Count every line of these entries that holds the word "icon", and reply with the number only.
────────────────────────────────────────
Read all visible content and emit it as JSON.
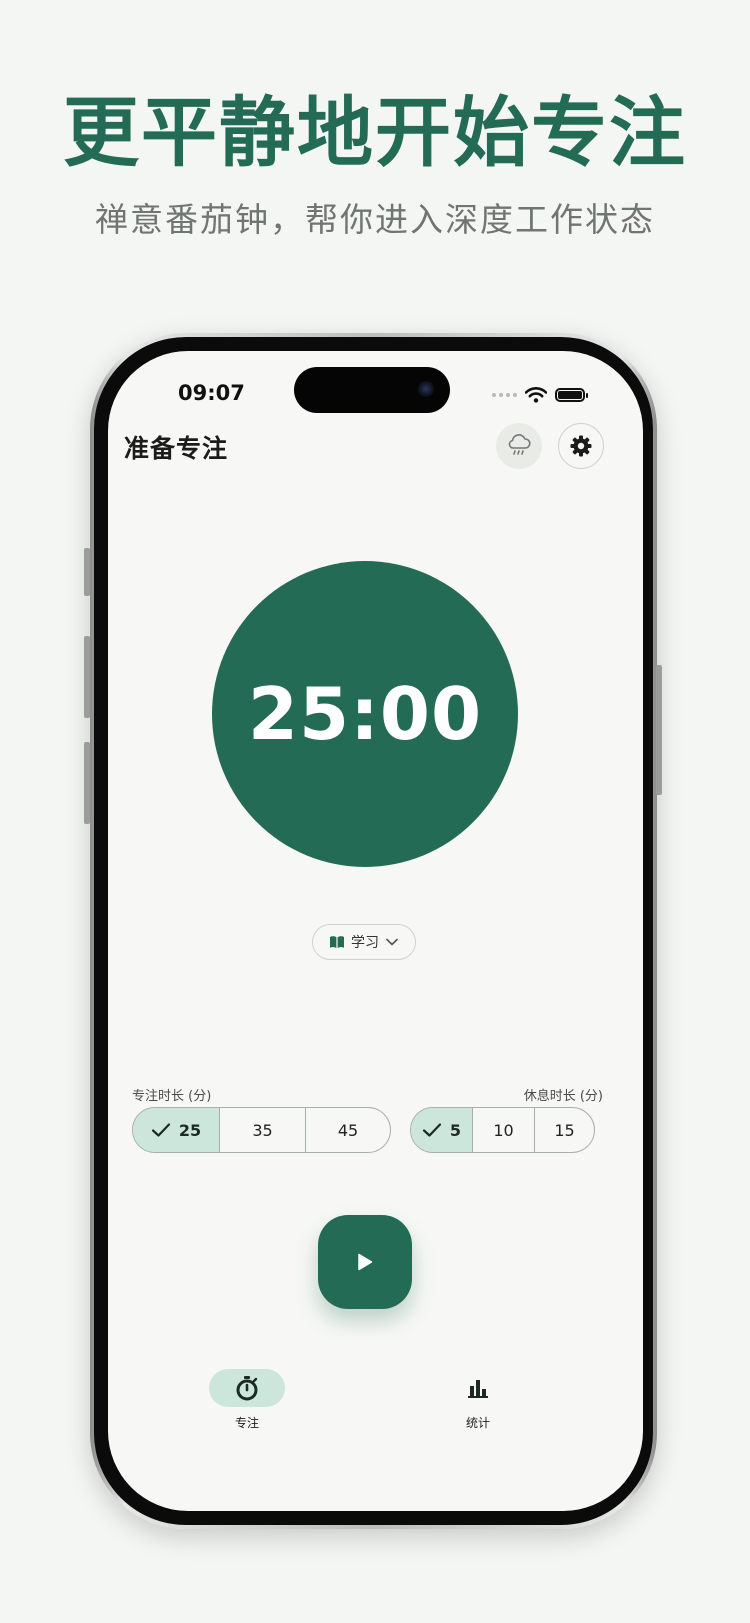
{
  "promo": {
    "headline": "更平静地开始专注",
    "subline": "禅意番茄钟，帮你进入深度工作状态"
  },
  "status_bar": {
    "time": "09:07"
  },
  "header": {
    "title": "准备专注",
    "weather_icon": "rain-cloud-icon",
    "settings_icon": "gear-icon"
  },
  "timer": {
    "display": "25:00"
  },
  "category": {
    "icon": "book-icon",
    "label": "学习"
  },
  "focus_duration": {
    "label": "专注时长 (分)",
    "options": [
      "25",
      "35",
      "45"
    ],
    "selected": "25"
  },
  "break_duration": {
    "label": "休息时长 (分)",
    "options": [
      "5",
      "10",
      "15"
    ],
    "selected": "5"
  },
  "controls": {
    "play_icon": "play-icon"
  },
  "tabs": [
    {
      "label": "专注",
      "icon": "stopwatch-icon",
      "active": true
    },
    {
      "label": "统计",
      "icon": "bar-chart-icon",
      "active": false
    }
  ],
  "colors": {
    "brand": "#246b55",
    "selected_bg": "#cde6dc",
    "background": "#f4f6f3"
  }
}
────────────────────────────────────────
* **WRITTEN RESPONSE**
6